Each entry that follows must be output without any deviation.

**Information given**
[Begin]

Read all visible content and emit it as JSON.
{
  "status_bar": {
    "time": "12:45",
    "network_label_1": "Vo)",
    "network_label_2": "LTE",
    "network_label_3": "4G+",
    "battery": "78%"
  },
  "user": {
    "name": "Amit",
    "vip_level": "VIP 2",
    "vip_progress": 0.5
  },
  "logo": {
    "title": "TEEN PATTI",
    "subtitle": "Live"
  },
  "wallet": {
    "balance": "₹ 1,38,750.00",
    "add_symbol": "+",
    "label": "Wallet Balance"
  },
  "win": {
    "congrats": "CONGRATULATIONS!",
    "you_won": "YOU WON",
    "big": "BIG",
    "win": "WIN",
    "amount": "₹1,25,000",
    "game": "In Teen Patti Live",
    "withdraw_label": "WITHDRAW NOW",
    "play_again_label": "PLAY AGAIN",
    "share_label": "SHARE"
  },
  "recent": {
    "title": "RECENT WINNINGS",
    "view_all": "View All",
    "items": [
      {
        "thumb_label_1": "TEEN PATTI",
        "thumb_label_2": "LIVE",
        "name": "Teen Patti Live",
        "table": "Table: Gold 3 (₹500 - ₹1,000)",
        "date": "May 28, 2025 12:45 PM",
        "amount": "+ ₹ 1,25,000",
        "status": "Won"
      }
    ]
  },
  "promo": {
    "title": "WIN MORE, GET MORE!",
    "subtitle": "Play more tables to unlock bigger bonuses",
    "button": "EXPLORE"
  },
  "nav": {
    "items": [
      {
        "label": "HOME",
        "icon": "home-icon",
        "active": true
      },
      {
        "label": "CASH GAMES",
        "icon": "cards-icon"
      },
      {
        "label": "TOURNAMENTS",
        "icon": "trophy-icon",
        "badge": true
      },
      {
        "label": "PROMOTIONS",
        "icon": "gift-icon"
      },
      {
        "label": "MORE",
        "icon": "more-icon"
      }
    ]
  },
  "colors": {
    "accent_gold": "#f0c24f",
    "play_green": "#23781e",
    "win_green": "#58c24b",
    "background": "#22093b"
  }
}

[End]

**Solution to this problem**
Read all visible content and emit it as JSON.
{
  "status_bar": {
    "time": "12:45",
    "network_label_1": "Vo)",
    "network_label_2": "LTE",
    "network_label_3": "4G+",
    "battery": "78%"
  },
  "user": {
    "name": "Amit",
    "vip_level": "VIP 2",
    "vip_progress": 0.5
  },
  "logo": {
    "title": "TEEN PATTI",
    "subtitle": "Live"
  },
  "wallet": {
    "balance": "₹ 1,38,750.00",
    "add_symbol": "+",
    "label": "Wallet Balance"
  },
  "win": {
    "congrats": "CONGRATULATIONS!",
    "you_won": "YOU WON",
    "big": "BIG",
    "win": "WIN",
    "amount": "₹1,25,000",
    "game": "In Teen Patti Live",
    "withdraw_label": "WITHDRAW NOW",
    "play_again_label": "PLAY AGAIN",
    "share_label": "SHARE"
  },
  "recent": {
    "title": "RECENT WINNINGS",
    "view_all": "View All",
    "items": [
      {
        "thumb_label_1": "TEEN PATTI",
        "thumb_label_2": "LIVE",
        "name": "Teen Patti Live",
        "table": "Table: Gold 3 (₹500 - ₹1,000)",
        "date": "May 28, 2025 12:45 PM",
        "amount": "+ ₹ 1,25,000",
        "status": "Won"
      }
    ]
  },
  "promo": {
    "title": "WIN MORE, GET MORE!",
    "subtitle": "Play more tables to unlock bigger bonuses",
    "button": "EXPLORE"
  },
  "nav": {
    "items": [
      {
        "label": "HOME",
        "icon": "home-icon",
        "active": true
      },
      {
        "label": "CASH GAMES",
        "icon": "cards-icon"
      },
      {
        "label": "TOURNAMENTS",
        "icon": "trophy-icon",
        "badge": true
      },
      {
        "label": "PROMOTIONS",
        "icon": "gift-icon"
      },
      {
        "label": "MORE",
        "icon": "more-icon"
      }
    ]
  },
  "colors": {
    "accent_gold": "#f0c24f",
    "play_green": "#23781e",
    "win_green": "#58c24b",
    "background": "#22093b"
  }
}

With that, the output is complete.